CHALLENGE:
Restate the entries below verbatim.

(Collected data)
==*==

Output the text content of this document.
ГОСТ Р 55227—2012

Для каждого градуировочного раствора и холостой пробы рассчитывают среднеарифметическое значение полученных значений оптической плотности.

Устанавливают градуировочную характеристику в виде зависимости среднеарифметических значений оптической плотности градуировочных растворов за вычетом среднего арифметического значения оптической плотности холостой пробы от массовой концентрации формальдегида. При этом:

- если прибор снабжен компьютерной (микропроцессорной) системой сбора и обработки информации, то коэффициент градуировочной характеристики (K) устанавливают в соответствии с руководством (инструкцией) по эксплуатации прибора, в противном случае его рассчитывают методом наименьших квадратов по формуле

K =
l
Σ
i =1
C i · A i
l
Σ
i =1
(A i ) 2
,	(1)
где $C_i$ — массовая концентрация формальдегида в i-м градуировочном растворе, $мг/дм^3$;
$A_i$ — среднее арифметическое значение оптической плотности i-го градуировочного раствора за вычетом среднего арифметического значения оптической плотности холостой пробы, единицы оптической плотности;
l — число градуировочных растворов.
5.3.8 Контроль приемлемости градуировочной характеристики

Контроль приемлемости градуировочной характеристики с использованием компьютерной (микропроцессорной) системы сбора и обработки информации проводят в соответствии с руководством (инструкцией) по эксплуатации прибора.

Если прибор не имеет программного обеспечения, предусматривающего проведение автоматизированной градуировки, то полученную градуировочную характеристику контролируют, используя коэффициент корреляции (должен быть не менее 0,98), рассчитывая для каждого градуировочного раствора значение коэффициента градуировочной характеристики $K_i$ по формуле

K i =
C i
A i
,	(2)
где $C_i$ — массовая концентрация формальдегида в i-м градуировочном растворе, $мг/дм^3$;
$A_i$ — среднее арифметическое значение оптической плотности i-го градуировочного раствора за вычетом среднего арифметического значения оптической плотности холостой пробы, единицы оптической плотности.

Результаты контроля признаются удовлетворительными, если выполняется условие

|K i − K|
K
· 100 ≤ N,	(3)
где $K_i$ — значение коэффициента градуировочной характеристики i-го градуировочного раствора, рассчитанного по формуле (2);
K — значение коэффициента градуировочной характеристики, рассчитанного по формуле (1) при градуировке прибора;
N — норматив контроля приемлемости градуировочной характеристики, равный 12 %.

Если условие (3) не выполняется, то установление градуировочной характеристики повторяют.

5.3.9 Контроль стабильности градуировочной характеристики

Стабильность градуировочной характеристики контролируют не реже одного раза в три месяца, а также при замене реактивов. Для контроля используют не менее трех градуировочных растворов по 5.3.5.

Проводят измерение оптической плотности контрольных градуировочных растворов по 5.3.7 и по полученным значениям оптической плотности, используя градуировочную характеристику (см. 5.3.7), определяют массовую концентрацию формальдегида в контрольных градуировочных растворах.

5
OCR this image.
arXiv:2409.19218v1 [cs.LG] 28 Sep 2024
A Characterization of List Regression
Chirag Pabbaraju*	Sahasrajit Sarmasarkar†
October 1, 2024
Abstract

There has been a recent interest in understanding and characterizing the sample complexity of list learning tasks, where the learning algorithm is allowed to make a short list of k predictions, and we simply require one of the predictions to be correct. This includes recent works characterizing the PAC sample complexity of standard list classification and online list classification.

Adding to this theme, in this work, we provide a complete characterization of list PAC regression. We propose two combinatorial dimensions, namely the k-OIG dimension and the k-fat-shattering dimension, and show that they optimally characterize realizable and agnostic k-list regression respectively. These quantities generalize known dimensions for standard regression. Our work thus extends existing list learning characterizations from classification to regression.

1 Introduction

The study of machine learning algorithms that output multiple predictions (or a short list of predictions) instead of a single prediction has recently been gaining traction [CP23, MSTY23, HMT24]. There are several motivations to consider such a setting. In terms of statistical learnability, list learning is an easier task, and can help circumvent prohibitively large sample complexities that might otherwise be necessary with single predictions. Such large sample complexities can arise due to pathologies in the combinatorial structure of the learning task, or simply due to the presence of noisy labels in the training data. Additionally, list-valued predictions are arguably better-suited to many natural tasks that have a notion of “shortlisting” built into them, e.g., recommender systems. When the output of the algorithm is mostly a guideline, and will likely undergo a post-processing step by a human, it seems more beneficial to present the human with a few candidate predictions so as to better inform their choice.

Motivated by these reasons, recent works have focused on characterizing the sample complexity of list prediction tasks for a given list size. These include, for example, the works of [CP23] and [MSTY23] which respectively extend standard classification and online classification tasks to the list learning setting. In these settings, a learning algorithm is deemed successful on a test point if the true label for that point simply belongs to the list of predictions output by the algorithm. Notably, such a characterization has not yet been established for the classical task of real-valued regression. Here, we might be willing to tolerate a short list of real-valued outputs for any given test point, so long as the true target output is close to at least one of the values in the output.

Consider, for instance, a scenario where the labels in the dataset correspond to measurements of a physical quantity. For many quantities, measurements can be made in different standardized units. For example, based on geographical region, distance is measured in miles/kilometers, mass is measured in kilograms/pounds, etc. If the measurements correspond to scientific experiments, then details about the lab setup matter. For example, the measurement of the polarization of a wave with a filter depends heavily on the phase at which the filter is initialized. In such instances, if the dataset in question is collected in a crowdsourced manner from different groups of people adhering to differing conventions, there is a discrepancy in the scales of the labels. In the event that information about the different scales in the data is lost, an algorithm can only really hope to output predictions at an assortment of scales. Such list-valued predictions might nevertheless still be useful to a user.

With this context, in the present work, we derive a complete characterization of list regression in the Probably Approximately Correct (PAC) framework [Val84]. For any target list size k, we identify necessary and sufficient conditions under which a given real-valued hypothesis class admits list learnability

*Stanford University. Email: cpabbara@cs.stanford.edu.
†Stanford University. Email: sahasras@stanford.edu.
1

==*==

FINISHED TASK:
Output the text content of this document.
ГОСТ Р 55227—2012

Для каждого градуировочного раствора и холостой пробы рассчитывают среднеарифметическое значение полученных значений оптической плотности.

Устанавливают градуировочную характеристику в виде зависимости среднеарифметических значений оптической плотности градуировочных растворов за вычетом среднего арифметического значения оптической плотности холостой пробы от массовой концентрации формальдегида. При этом:

- если прибор снабжен компьютерной (микропроцессорной) системой сбора и обработки информации, то коэффициент градуировочной характеристики (K) устанавливают в соответствии с руководством (инструкцией) по эксплуатации прибора, в противном случае его рассчитывают методом наименьших квадратов по формуле

K =
l
Σ
i =1
C i · A i
l
Σ
i =1
(A i ) 2
,	(1)
где $C_i$ — массовая концентрация формальдегида в i-м градуировочном растворе, $мг/дм^3$;
$A_i$ — среднее арифметическое значение оптической плотности i-го градуировочного раствора за вычетом среднего арифметического значения оптической плотности холостой пробы, единицы оптической плотности;
l — число градуировочных растворов.
5.3.8 Контроль приемлемости градуировочной характеристики

Контроль приемлемости градуировочной характеристики с использованием компьютерной (микропроцессорной) системы сбора и обработки информации проводят в соответствии с руководством (инструкцией) по эксплуатации прибора.

Если прибор не имеет программного обеспечения, предусматривающего проведение автоматизированной градуировки, то полученную градуировочную характеристику контролируют, используя коэффициент корреляции (должен быть не менее 0,98), рассчитывая для каждого градуировочного раствора значение коэффициента градуировочной характеристики $K_i$ по формуле

K i =
C i
A i
,	(2)
где $C_i$ — массовая концентрация формальдегида в i-м градуировочном растворе, $мг/дм^3$;
$A_i$ — среднее арифметическое значение оптической плотности i-го градуировочного раствора за вычетом среднего арифметического значения оптической плотности холостой пробы, единицы оптической плотности.

Результаты контроля признаются удовлетворительными, если выполняется условие

|K i − K|
K
· 100 ≤ N,	(3)
где $K_i$ — значение коэффициента градуировочной характеристики i-го градуировочного раствора, рассчитанного по формуле (2);
K — значение коэффициента градуировочной характеристики, рассчитанного по формуле (1) при градуировке прибора;
N — норматив контроля приемлемости градуировочной характеристики, равный 12 %.

Если условие (3) не выполняется, то установление градуировочной характеристики повторяют.

5.3.9 Контроль стабильности градуировочной характеристики

Стабильность градуировочной характеристики контролируют не реже одного раза в три месяца, а также при замене реактивов. Для контроля используют не менее трех градуировочных растворов по 5.3.5.

Проводят измерение оптической плотности контрольных градуировочных растворов по 5.3.7 и по полученным значениям оптической плотности, используя градуировочную характеристику (см. 5.3.7), определяют массовую концентрацию формальдегида в контрольных градуировочных растворах.

5
OCR this image.
arXiv:2409.19218v1 [cs.LG] 28 Sep 2024
A Characterization of List Regression
Chirag Pabbaraju*	Sahasrajit Sarmasarkar†
October 1, 2024
Abstract

There has been a recent interest in understanding and characterizing the sample complexity of list learning tasks, where the learning algorithm is allowed to make a short list of k predictions, and we simply require one of the predictions to be correct. This includes recent works characterizing the PAC sample complexity of standard list classification and online list classification.

Adding to this theme, in this work, we provide a complete characterization of list PAC regression. We propose two combinatorial dimensions, namely the k-OIG dimension and the k-fat-shattering dimension, and show that they optimally characterize realizable and agnostic k-list regression respectively. These quantities generalize known dimensions for standard regression. Our work thus extends existing list learning characterizations from classification to regression.

1 Introduction

The study of machine learning algorithms that output multiple predictions (or a short list of predictions) instead of a single prediction has recently been gaining traction [CP23, MSTY23, HMT24]. There are several motivations to consider such a setting. In terms of statistical learnability, list learning is an easier task, and can help circumvent prohibitively large sample complexities that might otherwise be necessary with single predictions. Such large sample complexities can arise due to pathologies in the combinatorial structure of the learning task, or simply due to the presence of noisy labels in the training data. Additionally, list-valued predictions are arguably better-suited to many natural tasks that have a notion of “shortlisting” built into them, e.g., recommender systems. When the output of the algorithm is mostly a guideline, and will likely undergo a post-processing step by a human, it seems more beneficial to present the human with a few candidate predictions so as to better inform their choice.

Motivated by these reasons, recent works have focused on characterizing the sample complexity of list prediction tasks for a given list size. These include, for example, the works of [CP23] and [MSTY23] which respectively extend standard classification and online classification tasks to the list learning setting. In these settings, a learning algorithm is deemed successful on a test point if the true label for that point simply belongs to the list of predictions output by the algorithm. Notably, such a characterization has not yet been established for the classical task of real-valued regression. Here, we might be willing to tolerate a short list of real-valued outputs for any given test point, so long as the true target output is close to at least one of the values in the output.

Consider, for instance, a scenario where the labels in the dataset correspond to measurements of a physical quantity. For many quantities, measurements can be made in different standardized units. For example, based on geographical region, distance is measured in miles/kilometers, mass is measured in kilograms/pounds, etc. If the measurements correspond to scientific experiments, then details about the lab setup matter. For example, the measurement of the polarization of a wave with a filter depends heavily on the phase at which the filter is initialized. In such instances, if the dataset in question is collected in a crowdsourced manner from different groups of people adhering to differing conventions, there is a discrepancy in the scales of the labels. In the event that information about the different scales in the data is lost, an algorithm can only really hope to output predictions at an assortment of scales. Such list-valued predictions might nevertheless still be useful to a user.

With this context, in the present work, we derive a complete characterization of list regression in the Probably Approximately Correct (PAC) framework [Val84]. For any target list size k, we identify necessary and sufficient conditions under which a given real-valued hypothesis class admits list learnability

*Stanford University. Email: cpabbara@cs.stanford.edu.
†Stanford University. Email: sahasras@stanford.edu.
1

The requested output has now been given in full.